_Given task_:
Go through the entries and transcribe each one exactly, dropping the pictures.

====

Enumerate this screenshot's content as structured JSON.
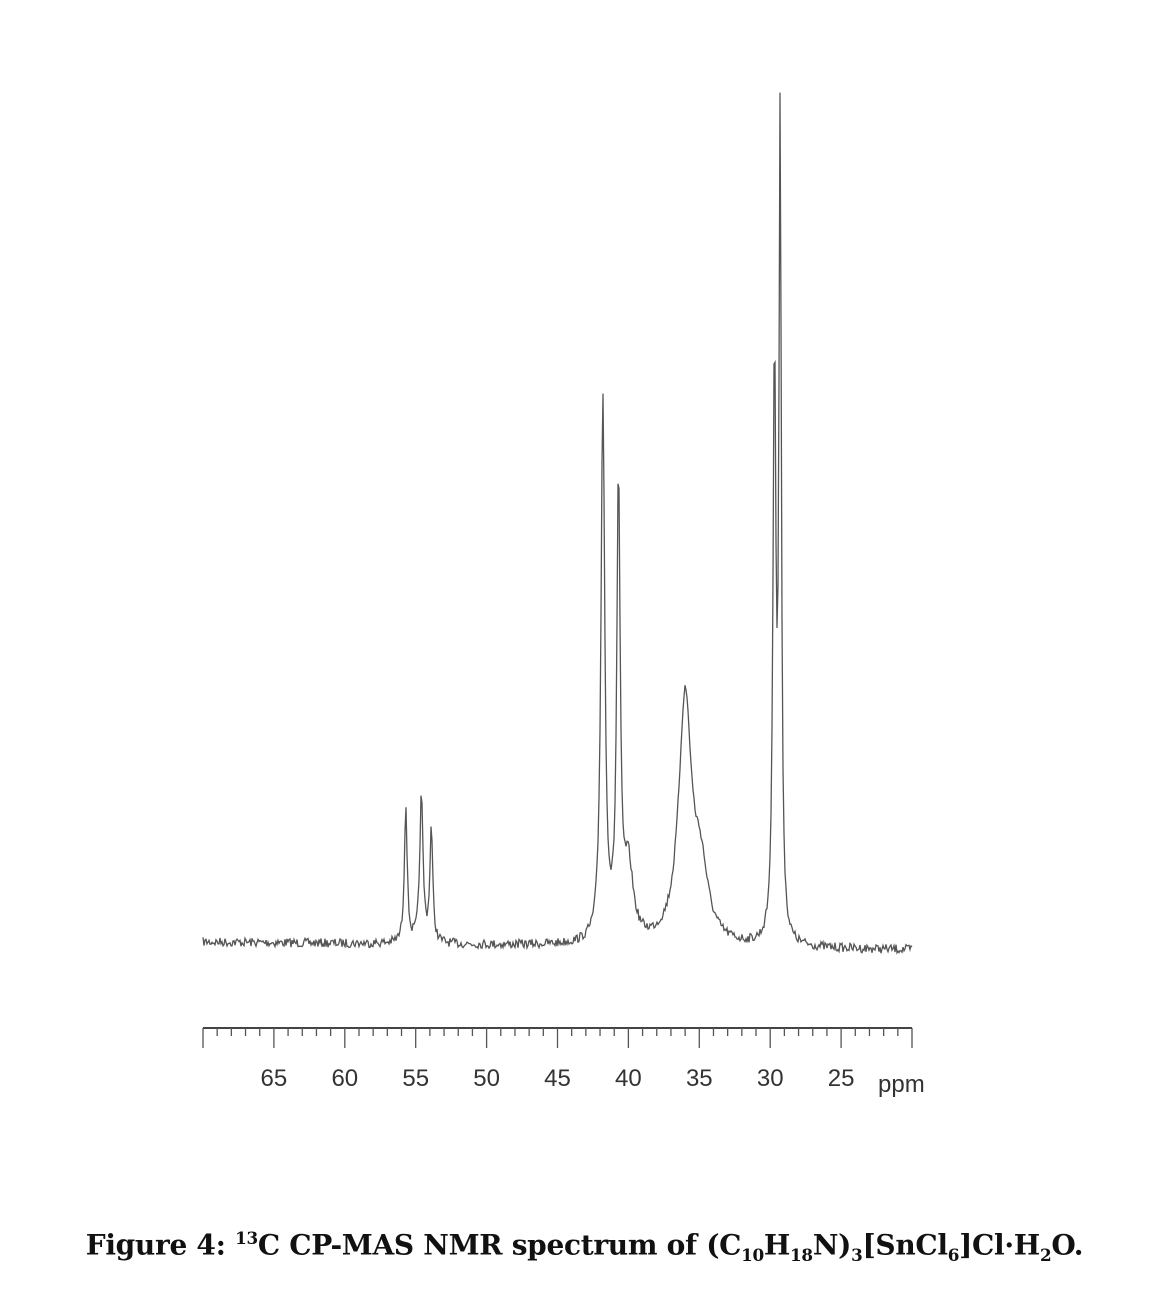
{
  "chart_data": {
    "type": "line",
    "title": "",
    "xlabel": "ppm",
    "ylabel": "",
    "xlim": [
      70,
      20
    ],
    "x_reversed": true,
    "grid": false,
    "legend": "none",
    "line_color": "#555555",
    "x_ticks": [
      65,
      60,
      55,
      50,
      45,
      40,
      35,
      30,
      25
    ],
    "x_tick_labels": [
      "65",
      "60",
      "55",
      "50",
      "45",
      "40",
      "35",
      "30",
      "25"
    ],
    "unit_label": "ppm",
    "peaks": [
      {
        "ppm": 55.7,
        "relative_intensity": 17,
        "width_ppm": 0.12
      },
      {
        "ppm": 54.6,
        "relative_intensity": 18,
        "width_ppm": 0.14
      },
      {
        "ppm": 53.9,
        "relative_intensity": 14,
        "width_ppm": 0.12
      },
      {
        "ppm": 41.8,
        "relative_intensity": 67,
        "width_ppm": 0.16
      },
      {
        "ppm": 40.7,
        "relative_intensity": 56,
        "width_ppm": 0.14
      },
      {
        "ppm": 40.0,
        "relative_intensity": 9,
        "width_ppm": 0.4
      },
      {
        "ppm": 36.0,
        "relative_intensity": 30,
        "width_ppm": 0.55
      },
      {
        "ppm": 34.9,
        "relative_intensity": 8,
        "width_ppm": 0.6
      },
      {
        "ppm": 29.7,
        "relative_intensity": 72,
        "width_ppm": 0.12
      },
      {
        "ppm": 29.3,
        "relative_intensity": 100,
        "width_ppm": 0.1
      }
    ]
  },
  "caption": {
    "prefix": "Figure 4: ",
    "isotope": "13",
    "text1": "C CP-MAS NMR spectrum of (C",
    "s1": "10",
    "t2": "H",
    "s2": "18",
    "t3": "N)",
    "s3": "3",
    "t4": "[SnCl",
    "s4": "6",
    "t5": "]Cl·H",
    "s5": "2",
    "t6": "O."
  }
}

====

_Correct result_:
Enumerate this screenshot's content as structured JSON.
{
  "chart_data": {
    "type": "line",
    "title": "",
    "xlabel": "ppm",
    "ylabel": "",
    "xlim": [
      70,
      20
    ],
    "x_reversed": true,
    "grid": false,
    "legend": "none",
    "line_color": "#555555",
    "x_ticks": [
      65,
      60,
      55,
      50,
      45,
      40,
      35,
      30,
      25
    ],
    "x_tick_labels": [
      "65",
      "60",
      "55",
      "50",
      "45",
      "40",
      "35",
      "30",
      "25"
    ],
    "unit_label": "ppm",
    "peaks": [
      {
        "ppm": 55.7,
        "relative_intensity": 17,
        "width_ppm": 0.12
      },
      {
        "ppm": 54.6,
        "relative_intensity": 18,
        "width_ppm": 0.14
      },
      {
        "ppm": 53.9,
        "relative_intensity": 14,
        "width_ppm": 0.12
      },
      {
        "ppm": 41.8,
        "relative_intensity": 67,
        "width_ppm": 0.16
      },
      {
        "ppm": 40.7,
        "relative_intensity": 56,
        "width_ppm": 0.14
      },
      {
        "ppm": 40.0,
        "relative_intensity": 9,
        "width_ppm": 0.4
      },
      {
        "ppm": 36.0,
        "relative_intensity": 30,
        "width_ppm": 0.55
      },
      {
        "ppm": 34.9,
        "relative_intensity": 8,
        "width_ppm": 0.6
      },
      {
        "ppm": 29.7,
        "relative_intensity": 72,
        "width_ppm": 0.12
      },
      {
        "ppm": 29.3,
        "relative_intensity": 100,
        "width_ppm": 0.1
      }
    ]
  },
  "caption": {
    "prefix": "Figure 4: ",
    "isotope": "13",
    "text1": "C CP-MAS NMR spectrum of (C",
    "s1": "10",
    "t2": "H",
    "s2": "18",
    "t3": "N)",
    "s3": "3",
    "t4": "[SnCl",
    "s4": "6",
    "t5": "]Cl·H",
    "s5": "2",
    "t6": "O."
  }
}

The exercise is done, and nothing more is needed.